■ GIVEN DATA ■
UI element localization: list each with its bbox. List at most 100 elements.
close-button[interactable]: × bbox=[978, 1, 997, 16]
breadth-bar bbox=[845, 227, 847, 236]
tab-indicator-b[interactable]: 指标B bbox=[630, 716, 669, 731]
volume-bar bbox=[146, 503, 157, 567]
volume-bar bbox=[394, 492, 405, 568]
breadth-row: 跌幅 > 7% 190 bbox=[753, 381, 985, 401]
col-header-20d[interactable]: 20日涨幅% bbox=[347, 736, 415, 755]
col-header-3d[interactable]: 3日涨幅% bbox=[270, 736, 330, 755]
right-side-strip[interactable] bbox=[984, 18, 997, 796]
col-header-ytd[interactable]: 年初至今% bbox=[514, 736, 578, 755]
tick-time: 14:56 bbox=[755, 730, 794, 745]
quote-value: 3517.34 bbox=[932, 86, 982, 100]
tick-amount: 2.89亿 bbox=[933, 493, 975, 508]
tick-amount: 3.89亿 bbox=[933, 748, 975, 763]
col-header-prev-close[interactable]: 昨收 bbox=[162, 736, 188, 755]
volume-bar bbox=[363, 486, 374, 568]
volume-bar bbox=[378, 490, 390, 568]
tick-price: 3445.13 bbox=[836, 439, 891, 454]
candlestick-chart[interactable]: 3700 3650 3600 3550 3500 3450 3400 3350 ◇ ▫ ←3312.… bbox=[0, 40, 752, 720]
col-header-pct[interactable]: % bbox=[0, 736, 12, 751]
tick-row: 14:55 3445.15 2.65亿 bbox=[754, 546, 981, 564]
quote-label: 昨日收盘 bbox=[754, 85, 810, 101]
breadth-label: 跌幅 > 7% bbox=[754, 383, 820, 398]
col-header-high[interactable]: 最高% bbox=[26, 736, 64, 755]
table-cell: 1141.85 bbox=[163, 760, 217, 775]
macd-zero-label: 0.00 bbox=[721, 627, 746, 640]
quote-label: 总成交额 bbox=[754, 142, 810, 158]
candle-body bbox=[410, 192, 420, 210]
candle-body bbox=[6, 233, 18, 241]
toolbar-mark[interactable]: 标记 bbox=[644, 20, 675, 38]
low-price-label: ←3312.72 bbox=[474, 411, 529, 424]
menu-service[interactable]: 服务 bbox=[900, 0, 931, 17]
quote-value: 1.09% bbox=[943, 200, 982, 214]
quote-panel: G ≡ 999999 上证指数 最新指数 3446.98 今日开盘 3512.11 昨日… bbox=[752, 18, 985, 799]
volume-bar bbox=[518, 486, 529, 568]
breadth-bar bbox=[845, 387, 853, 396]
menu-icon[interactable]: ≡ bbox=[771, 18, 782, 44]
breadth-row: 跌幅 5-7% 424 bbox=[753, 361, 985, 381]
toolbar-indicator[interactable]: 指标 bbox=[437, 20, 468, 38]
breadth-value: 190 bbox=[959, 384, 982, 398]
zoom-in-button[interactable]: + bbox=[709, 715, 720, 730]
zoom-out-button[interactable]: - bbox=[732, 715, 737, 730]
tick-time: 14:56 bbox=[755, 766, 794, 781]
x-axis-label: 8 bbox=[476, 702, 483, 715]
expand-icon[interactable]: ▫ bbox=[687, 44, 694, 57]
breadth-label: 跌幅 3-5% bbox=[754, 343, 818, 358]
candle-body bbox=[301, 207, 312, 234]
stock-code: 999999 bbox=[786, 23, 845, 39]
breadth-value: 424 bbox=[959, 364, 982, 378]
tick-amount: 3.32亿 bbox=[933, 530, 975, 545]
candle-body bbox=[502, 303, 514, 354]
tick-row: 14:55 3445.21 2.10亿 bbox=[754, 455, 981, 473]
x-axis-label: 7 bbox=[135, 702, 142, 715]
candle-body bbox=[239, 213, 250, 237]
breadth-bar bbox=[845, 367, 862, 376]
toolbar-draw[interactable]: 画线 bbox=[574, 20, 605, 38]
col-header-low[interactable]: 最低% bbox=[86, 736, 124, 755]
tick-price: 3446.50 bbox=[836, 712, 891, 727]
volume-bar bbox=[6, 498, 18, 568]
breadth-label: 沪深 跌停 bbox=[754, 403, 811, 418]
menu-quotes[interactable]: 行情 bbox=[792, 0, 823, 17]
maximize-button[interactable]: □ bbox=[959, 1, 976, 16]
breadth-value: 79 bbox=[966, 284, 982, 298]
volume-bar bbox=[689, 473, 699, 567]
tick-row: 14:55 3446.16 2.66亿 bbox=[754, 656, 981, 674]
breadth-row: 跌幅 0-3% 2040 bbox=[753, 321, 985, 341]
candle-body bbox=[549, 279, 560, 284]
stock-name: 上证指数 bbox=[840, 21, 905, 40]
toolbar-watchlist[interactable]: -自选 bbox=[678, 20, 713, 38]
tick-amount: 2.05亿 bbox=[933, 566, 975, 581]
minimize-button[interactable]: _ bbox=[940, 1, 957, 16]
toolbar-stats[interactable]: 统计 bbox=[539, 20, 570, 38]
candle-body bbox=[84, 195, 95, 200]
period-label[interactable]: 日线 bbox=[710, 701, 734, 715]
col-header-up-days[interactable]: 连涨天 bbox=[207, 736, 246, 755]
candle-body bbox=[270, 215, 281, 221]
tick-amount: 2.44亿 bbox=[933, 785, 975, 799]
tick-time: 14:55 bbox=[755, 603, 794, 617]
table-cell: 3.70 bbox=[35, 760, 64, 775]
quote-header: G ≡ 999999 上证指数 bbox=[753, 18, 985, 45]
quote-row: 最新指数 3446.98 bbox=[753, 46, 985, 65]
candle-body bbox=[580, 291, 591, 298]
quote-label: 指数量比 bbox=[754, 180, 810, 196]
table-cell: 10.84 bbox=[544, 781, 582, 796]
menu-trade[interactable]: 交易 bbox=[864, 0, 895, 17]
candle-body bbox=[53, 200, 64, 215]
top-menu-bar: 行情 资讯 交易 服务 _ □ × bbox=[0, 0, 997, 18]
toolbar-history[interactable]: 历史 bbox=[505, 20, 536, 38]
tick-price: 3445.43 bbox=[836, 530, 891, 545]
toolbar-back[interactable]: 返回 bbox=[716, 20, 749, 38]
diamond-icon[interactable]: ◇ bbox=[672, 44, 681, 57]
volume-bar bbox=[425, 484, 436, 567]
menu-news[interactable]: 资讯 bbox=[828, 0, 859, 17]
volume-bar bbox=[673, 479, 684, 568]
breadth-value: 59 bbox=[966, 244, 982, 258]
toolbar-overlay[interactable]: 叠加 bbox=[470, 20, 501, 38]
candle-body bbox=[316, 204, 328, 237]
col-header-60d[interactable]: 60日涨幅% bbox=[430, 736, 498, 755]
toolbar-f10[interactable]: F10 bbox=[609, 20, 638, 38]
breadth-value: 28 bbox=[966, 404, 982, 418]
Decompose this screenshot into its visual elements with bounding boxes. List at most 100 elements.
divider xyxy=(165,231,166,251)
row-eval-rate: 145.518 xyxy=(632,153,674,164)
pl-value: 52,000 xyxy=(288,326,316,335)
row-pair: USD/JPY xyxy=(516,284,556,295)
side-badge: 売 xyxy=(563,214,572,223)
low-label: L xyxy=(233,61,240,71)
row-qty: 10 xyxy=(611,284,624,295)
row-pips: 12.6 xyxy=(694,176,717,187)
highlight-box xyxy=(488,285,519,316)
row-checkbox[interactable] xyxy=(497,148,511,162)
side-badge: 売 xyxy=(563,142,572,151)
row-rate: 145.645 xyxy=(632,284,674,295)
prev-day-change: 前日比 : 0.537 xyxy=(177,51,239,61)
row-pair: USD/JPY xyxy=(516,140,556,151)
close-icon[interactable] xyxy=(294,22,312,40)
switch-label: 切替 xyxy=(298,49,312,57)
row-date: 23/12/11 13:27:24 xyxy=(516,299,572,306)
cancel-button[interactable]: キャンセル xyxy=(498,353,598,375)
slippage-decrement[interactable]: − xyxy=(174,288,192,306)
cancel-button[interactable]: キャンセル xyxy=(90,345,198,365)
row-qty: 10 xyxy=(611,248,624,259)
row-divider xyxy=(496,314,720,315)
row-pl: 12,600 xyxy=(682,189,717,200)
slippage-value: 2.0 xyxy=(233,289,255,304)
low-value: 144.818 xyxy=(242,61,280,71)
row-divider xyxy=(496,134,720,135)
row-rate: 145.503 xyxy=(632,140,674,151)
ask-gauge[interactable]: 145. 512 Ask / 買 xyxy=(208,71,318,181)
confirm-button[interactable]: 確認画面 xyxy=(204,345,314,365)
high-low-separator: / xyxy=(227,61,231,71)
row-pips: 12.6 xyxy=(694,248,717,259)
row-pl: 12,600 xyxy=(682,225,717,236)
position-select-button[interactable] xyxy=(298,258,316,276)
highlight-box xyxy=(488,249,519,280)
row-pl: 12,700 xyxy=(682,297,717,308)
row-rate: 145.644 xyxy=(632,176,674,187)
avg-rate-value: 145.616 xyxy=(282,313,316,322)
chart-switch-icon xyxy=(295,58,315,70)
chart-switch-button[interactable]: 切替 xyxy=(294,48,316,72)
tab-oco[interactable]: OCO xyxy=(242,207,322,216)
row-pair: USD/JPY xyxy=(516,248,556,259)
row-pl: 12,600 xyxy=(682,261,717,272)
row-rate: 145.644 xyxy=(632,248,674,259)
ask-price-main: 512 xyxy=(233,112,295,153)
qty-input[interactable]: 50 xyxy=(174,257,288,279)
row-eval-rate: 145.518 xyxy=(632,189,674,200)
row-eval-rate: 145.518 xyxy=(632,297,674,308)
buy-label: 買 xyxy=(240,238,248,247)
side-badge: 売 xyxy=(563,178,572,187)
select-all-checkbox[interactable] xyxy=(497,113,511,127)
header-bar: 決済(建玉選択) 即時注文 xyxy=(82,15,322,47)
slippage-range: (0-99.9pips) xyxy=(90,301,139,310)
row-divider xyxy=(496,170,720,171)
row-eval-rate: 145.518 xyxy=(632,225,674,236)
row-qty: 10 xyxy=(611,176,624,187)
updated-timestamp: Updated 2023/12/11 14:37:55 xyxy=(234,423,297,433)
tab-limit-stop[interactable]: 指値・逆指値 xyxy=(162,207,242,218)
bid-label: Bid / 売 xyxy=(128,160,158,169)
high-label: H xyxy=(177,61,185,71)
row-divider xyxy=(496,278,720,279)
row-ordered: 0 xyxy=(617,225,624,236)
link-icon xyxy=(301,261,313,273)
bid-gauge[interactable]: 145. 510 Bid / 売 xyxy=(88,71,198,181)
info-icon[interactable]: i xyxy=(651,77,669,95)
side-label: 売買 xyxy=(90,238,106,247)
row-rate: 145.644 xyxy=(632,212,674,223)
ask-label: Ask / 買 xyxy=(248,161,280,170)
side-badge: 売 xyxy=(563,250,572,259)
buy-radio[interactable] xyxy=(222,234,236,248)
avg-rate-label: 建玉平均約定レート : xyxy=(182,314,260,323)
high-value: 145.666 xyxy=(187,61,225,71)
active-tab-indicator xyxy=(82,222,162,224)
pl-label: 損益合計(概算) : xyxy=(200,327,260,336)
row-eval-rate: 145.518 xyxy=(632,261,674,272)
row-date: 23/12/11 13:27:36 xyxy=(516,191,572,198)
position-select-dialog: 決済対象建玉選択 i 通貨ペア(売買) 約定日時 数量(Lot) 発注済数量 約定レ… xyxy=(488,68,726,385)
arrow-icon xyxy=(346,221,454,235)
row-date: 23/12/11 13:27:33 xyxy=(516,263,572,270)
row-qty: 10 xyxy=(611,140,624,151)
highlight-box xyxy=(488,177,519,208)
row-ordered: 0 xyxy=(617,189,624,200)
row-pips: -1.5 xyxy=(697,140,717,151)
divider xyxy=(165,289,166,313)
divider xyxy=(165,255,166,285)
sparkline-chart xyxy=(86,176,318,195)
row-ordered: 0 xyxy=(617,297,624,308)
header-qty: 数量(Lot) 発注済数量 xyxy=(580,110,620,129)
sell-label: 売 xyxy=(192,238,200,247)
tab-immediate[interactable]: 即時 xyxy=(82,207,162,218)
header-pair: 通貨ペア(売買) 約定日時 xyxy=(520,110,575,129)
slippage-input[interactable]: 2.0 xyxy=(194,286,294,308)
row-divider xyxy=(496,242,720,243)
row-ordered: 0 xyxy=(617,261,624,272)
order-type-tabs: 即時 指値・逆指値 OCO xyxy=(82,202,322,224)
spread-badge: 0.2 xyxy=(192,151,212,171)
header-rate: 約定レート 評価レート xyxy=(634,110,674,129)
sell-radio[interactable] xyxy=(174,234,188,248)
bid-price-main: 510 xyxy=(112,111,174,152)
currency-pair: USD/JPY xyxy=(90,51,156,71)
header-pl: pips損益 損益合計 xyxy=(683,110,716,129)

■ STATED TASK ■
Identify every line in the listing above that contains the string "chart", and copy each of those lines in full.

■ ANSWER TO THIS PROBLEM ■
candlestick-chart[interactable]: 3700 3650 3600 3550 3500 3450 3400 3350 ◇ ▫ ←3312.… bbox=[0, 40, 752, 720]
chart-switch-icon xyxy=(295,58,315,70)
chart-switch-button[interactable]: 切替 xyxy=(294,48,316,72)
sparkline-chart xyxy=(86,176,318,195)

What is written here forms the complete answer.